• [REQUEST] State only the count of lines in the listing below that hold "data".

......

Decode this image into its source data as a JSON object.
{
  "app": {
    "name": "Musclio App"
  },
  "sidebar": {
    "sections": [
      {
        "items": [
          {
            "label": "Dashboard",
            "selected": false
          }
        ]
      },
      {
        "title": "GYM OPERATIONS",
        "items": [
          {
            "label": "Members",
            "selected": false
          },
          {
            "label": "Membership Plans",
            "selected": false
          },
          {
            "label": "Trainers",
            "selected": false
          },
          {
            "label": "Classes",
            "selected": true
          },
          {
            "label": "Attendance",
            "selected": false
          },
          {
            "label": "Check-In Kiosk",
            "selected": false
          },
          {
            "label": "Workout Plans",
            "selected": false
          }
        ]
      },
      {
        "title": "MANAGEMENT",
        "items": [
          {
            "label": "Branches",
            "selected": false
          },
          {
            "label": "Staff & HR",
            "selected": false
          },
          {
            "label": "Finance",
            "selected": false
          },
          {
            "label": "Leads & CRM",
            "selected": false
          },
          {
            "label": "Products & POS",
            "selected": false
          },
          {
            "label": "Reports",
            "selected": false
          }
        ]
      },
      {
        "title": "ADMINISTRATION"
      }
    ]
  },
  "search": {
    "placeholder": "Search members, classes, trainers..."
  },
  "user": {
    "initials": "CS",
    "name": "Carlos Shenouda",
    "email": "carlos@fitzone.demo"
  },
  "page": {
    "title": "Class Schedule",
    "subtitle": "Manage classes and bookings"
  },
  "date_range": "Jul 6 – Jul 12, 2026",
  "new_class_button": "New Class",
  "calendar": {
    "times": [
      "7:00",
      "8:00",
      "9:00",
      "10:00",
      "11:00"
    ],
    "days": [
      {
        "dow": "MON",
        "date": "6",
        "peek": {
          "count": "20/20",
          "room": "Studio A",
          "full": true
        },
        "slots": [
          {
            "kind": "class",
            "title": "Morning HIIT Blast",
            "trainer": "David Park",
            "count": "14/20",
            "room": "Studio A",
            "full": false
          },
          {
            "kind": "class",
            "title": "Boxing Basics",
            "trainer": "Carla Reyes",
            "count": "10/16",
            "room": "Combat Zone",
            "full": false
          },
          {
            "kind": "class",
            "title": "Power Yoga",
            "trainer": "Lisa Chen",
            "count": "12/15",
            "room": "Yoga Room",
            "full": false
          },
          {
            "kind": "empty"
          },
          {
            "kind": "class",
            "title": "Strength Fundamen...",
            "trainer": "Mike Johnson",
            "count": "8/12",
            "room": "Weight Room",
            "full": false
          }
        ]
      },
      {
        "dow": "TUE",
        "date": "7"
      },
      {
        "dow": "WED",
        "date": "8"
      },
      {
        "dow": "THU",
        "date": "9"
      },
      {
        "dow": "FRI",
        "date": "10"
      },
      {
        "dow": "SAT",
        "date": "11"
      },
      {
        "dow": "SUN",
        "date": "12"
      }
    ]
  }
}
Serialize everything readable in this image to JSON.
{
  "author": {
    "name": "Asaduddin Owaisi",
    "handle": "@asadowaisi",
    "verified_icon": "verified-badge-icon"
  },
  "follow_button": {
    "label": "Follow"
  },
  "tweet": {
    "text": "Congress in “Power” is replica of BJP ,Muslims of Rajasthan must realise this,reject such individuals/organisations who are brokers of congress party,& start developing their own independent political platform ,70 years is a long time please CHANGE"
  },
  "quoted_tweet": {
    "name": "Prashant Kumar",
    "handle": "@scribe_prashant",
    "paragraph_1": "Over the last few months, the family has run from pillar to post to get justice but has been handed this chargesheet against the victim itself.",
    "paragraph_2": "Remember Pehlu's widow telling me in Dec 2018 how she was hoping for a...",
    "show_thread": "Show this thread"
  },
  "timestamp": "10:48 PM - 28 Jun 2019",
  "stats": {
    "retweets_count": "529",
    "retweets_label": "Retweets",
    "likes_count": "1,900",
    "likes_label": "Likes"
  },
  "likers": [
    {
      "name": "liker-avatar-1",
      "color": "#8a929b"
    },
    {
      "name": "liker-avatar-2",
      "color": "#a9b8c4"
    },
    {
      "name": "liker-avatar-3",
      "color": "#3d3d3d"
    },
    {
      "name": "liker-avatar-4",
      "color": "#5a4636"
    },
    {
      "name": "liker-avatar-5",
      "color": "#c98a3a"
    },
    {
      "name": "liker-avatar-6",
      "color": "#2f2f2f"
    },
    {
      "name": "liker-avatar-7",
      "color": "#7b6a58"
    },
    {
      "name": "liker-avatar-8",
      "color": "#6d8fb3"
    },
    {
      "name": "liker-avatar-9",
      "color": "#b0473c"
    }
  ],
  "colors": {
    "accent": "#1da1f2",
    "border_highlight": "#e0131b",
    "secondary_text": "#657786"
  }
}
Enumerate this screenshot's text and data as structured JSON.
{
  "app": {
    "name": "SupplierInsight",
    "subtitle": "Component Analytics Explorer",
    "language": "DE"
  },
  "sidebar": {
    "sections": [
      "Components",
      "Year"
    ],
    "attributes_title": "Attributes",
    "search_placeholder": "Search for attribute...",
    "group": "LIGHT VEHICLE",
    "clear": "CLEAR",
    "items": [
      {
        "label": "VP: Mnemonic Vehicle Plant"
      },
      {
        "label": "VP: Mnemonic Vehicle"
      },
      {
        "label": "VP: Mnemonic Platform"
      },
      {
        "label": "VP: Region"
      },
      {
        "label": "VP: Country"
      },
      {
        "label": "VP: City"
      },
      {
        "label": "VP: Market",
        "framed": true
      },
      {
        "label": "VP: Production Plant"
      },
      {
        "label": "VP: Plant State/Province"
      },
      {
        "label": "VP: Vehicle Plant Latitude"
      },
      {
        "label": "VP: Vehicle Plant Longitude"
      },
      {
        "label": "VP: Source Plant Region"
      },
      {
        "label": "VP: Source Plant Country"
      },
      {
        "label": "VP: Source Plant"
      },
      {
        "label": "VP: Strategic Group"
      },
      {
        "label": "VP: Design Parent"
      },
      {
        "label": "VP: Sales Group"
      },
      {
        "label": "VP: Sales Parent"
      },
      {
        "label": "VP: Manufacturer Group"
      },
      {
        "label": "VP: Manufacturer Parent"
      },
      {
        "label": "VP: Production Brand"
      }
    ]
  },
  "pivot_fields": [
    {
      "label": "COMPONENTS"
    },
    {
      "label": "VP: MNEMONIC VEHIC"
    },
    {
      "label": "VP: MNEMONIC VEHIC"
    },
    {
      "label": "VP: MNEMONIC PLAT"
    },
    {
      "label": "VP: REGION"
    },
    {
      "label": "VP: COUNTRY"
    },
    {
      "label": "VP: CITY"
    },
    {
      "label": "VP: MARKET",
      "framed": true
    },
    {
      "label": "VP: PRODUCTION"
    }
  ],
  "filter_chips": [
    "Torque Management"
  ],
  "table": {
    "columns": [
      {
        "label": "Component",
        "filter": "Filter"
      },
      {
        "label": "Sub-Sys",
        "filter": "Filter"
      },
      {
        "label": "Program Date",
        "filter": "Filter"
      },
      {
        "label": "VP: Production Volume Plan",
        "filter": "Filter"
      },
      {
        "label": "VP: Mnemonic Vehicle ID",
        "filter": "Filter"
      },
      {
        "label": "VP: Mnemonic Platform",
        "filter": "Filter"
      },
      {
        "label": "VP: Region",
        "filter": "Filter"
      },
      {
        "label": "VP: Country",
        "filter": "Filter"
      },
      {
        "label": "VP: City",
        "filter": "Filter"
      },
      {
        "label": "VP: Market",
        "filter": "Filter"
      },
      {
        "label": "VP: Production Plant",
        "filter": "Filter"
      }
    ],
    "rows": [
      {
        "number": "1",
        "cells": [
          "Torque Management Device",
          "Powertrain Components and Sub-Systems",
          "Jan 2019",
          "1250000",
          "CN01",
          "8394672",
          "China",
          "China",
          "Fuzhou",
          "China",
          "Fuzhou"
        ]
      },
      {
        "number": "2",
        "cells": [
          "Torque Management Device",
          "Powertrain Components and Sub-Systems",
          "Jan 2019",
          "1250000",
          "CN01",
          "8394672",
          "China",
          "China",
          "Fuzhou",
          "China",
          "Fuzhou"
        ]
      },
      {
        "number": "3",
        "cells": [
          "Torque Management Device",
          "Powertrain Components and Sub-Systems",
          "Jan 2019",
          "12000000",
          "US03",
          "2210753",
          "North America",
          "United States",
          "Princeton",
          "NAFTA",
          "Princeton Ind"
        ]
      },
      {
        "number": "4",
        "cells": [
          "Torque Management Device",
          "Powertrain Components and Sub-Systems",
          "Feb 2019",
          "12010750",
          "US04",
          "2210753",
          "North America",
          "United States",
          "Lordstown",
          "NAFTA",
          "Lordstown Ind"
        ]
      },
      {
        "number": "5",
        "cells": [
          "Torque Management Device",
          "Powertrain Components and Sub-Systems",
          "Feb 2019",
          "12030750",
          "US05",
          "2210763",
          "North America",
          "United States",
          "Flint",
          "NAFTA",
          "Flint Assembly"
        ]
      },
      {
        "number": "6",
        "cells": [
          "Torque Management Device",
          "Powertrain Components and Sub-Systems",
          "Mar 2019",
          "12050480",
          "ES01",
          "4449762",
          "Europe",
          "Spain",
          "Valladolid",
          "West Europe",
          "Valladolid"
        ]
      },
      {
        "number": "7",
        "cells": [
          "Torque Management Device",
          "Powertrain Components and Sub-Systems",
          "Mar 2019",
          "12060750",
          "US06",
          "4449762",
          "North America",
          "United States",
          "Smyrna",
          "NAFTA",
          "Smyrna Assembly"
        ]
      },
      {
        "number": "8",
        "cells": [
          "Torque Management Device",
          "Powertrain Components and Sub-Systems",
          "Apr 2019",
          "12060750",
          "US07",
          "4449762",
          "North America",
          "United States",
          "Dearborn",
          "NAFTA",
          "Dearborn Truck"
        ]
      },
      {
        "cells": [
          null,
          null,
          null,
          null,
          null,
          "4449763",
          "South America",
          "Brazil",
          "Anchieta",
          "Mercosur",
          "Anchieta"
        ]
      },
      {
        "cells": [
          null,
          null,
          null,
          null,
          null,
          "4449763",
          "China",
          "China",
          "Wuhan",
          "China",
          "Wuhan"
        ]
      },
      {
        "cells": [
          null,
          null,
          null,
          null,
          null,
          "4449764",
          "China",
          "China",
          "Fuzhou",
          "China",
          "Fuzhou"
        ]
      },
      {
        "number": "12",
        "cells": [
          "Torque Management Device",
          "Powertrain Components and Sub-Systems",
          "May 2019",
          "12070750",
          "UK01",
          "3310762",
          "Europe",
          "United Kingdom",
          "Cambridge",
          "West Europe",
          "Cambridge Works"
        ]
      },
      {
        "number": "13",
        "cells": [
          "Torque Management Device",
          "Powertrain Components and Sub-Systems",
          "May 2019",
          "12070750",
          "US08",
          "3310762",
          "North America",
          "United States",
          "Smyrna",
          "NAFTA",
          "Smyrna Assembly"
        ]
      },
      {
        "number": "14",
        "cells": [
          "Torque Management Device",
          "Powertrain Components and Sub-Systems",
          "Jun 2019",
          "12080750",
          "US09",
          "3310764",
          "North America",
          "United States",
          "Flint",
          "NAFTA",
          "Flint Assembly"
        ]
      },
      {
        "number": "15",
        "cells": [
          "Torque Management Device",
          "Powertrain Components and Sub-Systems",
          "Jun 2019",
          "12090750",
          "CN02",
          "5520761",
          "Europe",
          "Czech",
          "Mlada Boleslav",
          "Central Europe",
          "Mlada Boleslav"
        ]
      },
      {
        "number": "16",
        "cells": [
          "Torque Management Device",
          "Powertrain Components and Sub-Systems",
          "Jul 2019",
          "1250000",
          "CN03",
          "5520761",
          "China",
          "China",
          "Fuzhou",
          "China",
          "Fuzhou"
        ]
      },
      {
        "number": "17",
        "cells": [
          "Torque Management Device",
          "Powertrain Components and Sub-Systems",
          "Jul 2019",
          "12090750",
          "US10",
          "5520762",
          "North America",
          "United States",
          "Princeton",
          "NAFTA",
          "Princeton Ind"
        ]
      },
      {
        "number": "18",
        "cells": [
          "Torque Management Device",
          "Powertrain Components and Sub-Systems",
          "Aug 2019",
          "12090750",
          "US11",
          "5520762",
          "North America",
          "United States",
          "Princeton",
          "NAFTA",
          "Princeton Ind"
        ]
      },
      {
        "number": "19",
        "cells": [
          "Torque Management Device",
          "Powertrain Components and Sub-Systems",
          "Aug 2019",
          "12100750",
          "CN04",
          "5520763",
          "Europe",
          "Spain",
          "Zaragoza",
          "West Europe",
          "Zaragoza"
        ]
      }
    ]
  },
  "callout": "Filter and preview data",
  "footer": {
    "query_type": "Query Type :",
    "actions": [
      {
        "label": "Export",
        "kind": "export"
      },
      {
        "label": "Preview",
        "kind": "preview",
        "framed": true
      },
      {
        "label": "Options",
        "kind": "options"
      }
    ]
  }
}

......

• [SOLUTION BELOW] 3